**EXERCISE AIM**
Collect each line containing "customers".

┄┄┄┄┄┄

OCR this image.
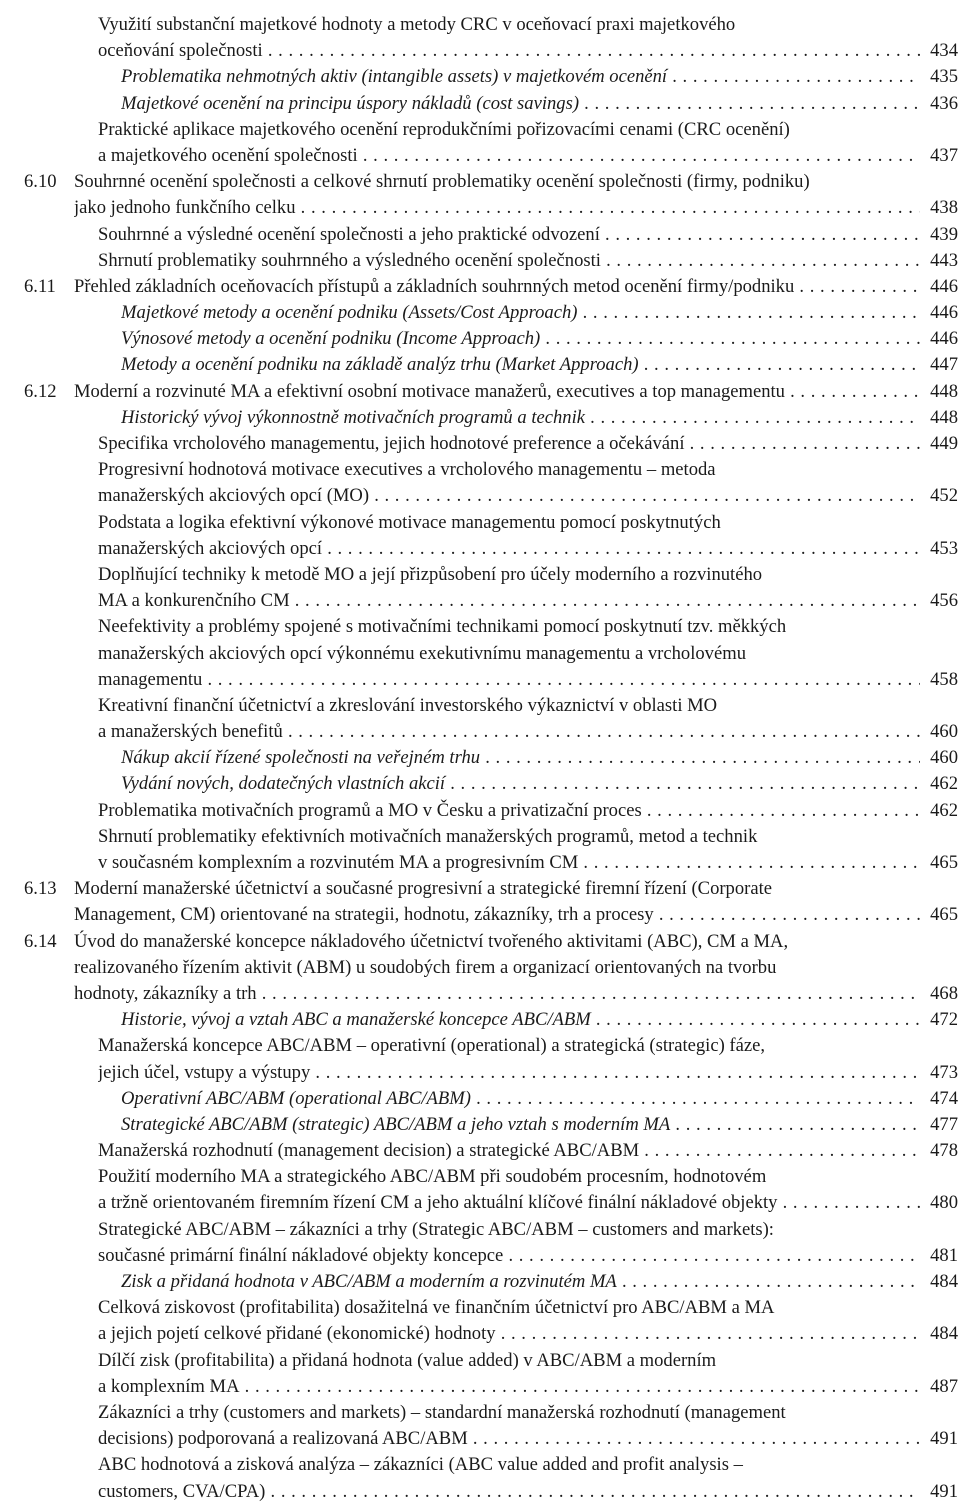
Využití substanční majetkové hodnoty a metody CRC v oceňovací praxi majetkového
oceňování společnosti . . .	434
Problematika nehmotných aktiv (intangible assets) v majetkovém ocenění . . .	435
Majetkové ocenění na principu úspory nákladů (cost savings) . . .	436
Praktické aplikace majetkového ocenění reprodukčními pořizovacími cenami (CRC ocenění)
a majetkového ocenění společnosti . . .	437
6.10 Souhrnné ocenění společnosti a celkové shrnutí problematiky ocenění společnosti (firmy, podniku)
jako jednoho funkčního celku . . .	438
Souhrnné a výsledné ocenění společnosti a jeho praktické odvození . . .	439
Shrnutí problematiky souhrnného a výsledného ocenění společnosti . . .	443
6.11 Přehled základních oceňovacích přístupů a základních souhrnných metod ocenění firmy/podniku . . .	446
Majetkové metody a ocenění podniku (Assets/Cost Approach) . . .	446
Výnosové metody a ocenění podniku (Income Approach) . . .	446
Metody a ocenění podniku na základě analýz trhu (Market Approach) . . .	447
6.12 Moderní a rozvinuté MA a efektivní osobní motivace manažerů, executives a top managementu . . .	448
Historický vývoj výkonnostně motivačních programů a technik . . .	448
Specifika vrcholového managementu, jejich hodnotové preference a očekávání . . .	449
Progresivní hodnotová motivace executives a vrcholového managementu – metoda
manažerských akciových opcí (MO) . . .	452
Podstata a logika efektivní výkonové motivace managementu pomocí poskytnutých
manažerských akciových opcí . . .	453
Doplňující techniky k metodě MO a její přizpůsobení pro účely moderního a rozvinutého
MA a konkurenčního CM . . .	456
Neefektivity a problémy spojené s motivačními technikami pomocí poskytnutí tzv. měkkých
manažerských akciových opcí výkonnému exekutivnímu managementu a vrcholovému
managementu . . .	458
Kreativní finanční účetnictví a zkreslování investorského výkaznictví v oblasti MO
a manažerských benefitů . . .	460
Nákup akcií řízené společnosti na veřejném trhu . . .	460
Vydání nových, dodatečných vlastních akcií . . .	462
Problematika motivačních programů a MO v Česku a privatizační proces . . .	462
Shrnutí problematiky efektivních motivačních manažerských programů, metod a technik
v současném komplexním a rozvinutém MA a progresivním CM . . .	465
6.13 Moderní manažerské účetnictví a současné progresivní a strategické firemní řízení (Corporate
Management, CM) orientované na strategii, hodnotu, zákazníky, trh a procesy . . .	465
6.14 Úvod do manažerské koncepce nákladového účetnictví tvořeného aktivitami (ABC), CM a MA,
realizovaného řízením aktivit (ABM) u soudobých firem a organizací orientovaných na tvorbu
hodnoty, zákazníky a trh . . .	468
Historie, vývoj a vztah ABC a manažerské koncepce ABC/ABM . . .	472
Manažerská koncepce ABC/ABM – operativní (operational) a strategická (strategic) fáze,
jejich účel, vstupy a výstupy . . .	473
Operativní ABC/ABM (operational ABC/ABM) . . .	474
Strategické ABC/ABM (strategic) ABC/ABM a jeho vztah s moderním MA . . .	477
Manažerská rozhodnutí (management decision) a strategické ABC/ABM . . .	478
Použití moderního MA a strategického ABC/ABM při soudobém procesním, hodnotovém
a tržně orientovaném firemním řízení CM a jeho aktuální klíčové finální nákladové objekty . . .	480
Strategické ABC/ABM – zákazníci a trhy (Strategic ABC/ABM – customers and markets):
současné primární finální nákladové objekty koncepce . . .	481
Zisk a přidaná hodnota v ABC/ABM a moderním a rozvinutém MA . . .	484
Celková ziskovost (profitabilita) dosažitelná ve finančním účetnictví pro ABC/ABM a MA
a jejich pojetí celkové přidané (ekonomické) hodnoty . . .	484
Dílčí zisk (profitabilita) a přidaná hodnota (value added) v ABC/ABM a moderním
a komplexním MA . . .	487
Zákazníci a trhy (customers and markets) – standardní manažerská rozhodnutí (management
decisions) podporovaná a realizovaná ABC/ABM . . .	491
ABC hodnotová a zisková analýza – zákazníci (ABC value added and profit analysis –
customers, CVA/CPA) . . .	491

┄┄┄┄┄┄

**EXERCISE RESULT**
Strategické ABC/ABM – zákazníci a trhy (Strategic ABC/ABM – customers and markets):
Zákazníci a trhy (customers and markets) – standardní manažerská rozhodnutí (management
customers, CVA/CPA) . . .	491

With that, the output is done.